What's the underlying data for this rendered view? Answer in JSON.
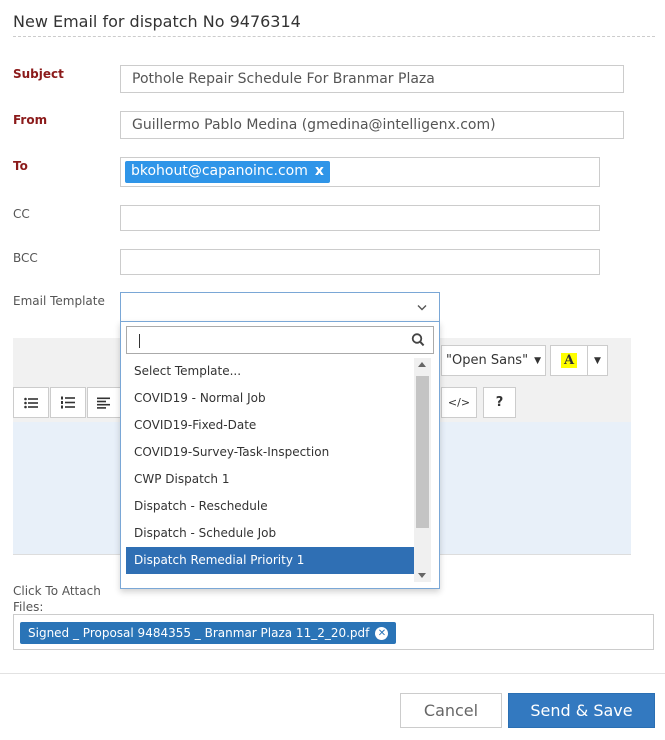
{
  "dialog": {
    "title": "New Email for dispatch No 9476314"
  },
  "form": {
    "subject_label": "Subject",
    "subject_value": "Pothole Repair Schedule For Branmar Plaza",
    "from_label": "From",
    "from_value": "Guillermo Pablo Medina (gmedina@intelligenx.com)",
    "to_label": "To",
    "to_recipients": [
      {
        "email": "bkohout@capanoinc.com",
        "remove": "x"
      }
    ],
    "cc_label": "CC",
    "cc_value": "",
    "bcc_label": "BCC",
    "bcc_value": "",
    "template_label": "Email Template",
    "template_value": ""
  },
  "template_dropdown": {
    "search_value": "",
    "options": [
      "Select Template...",
      "COVID19 - Normal Job",
      "COVID19-Fixed-Date",
      "COVID19-Survey-Task-Inspection",
      "CWP Dispatch 1",
      "Dispatch - Reschedule",
      "Dispatch - Schedule Job",
      "Dispatch Remedial Priority 1"
    ],
    "highlighted": "Dispatch Remedial Priority 1"
  },
  "editor": {
    "font_name": "\"Open Sans\"",
    "highlight_letter": "A",
    "code_view": "</>",
    "help": "?"
  },
  "attachments": {
    "label": "Click To Attach Files:",
    "files": [
      {
        "name": "Signed _ Proposal 9484355 _ Branmar Plaza 11_2_20.pdf"
      }
    ]
  },
  "footer": {
    "cancel_label": "Cancel",
    "send_label": "Send & Save"
  },
  "colors": {
    "primary": "#3379c0",
    "tag": "#2f95e8",
    "required_label": "#8b1a1a",
    "highlight": "#ffff00"
  }
}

================================

Task directions: Each entry shown above must be quoted exactly, with its pictures left out.

Correct response:
What's the underlying data for this rendered view? Answer in JSON.
{
  "dialog": {
    "title": "New Email for dispatch No 9476314"
  },
  "form": {
    "subject_label": "Subject",
    "subject_value": "Pothole Repair Schedule For Branmar Plaza",
    "from_label": "From",
    "from_value": "Guillermo Pablo Medina (gmedina@intelligenx.com)",
    "to_label": "To",
    "to_recipients": [
      {
        "email": "bkohout@capanoinc.com",
        "remove": "x"
      }
    ],
    "cc_label": "CC",
    "cc_value": "",
    "bcc_label": "BCC",
    "bcc_value": "",
    "template_label": "Email Template",
    "template_value": ""
  },
  "template_dropdown": {
    "search_value": "",
    "options": [
      "Select Template...",
      "COVID19 - Normal Job",
      "COVID19-Fixed-Date",
      "COVID19-Survey-Task-Inspection",
      "CWP Dispatch 1",
      "Dispatch - Reschedule",
      "Dispatch - Schedule Job",
      "Dispatch Remedial Priority 1"
    ],
    "highlighted": "Dispatch Remedial Priority 1"
  },
  "editor": {
    "font_name": "\"Open Sans\"",
    "highlight_letter": "A",
    "code_view": "</>",
    "help": "?"
  },
  "attachments": {
    "label": "Click To Attach Files:",
    "files": [
      {
        "name": "Signed _ Proposal 9484355 _ Branmar Plaza 11_2_20.pdf"
      }
    ]
  },
  "footer": {
    "cancel_label": "Cancel",
    "send_label": "Send & Save"
  },
  "colors": {
    "primary": "#3379c0",
    "tag": "#2f95e8",
    "required_label": "#8b1a1a",
    "highlight": "#ffff00"
  }
}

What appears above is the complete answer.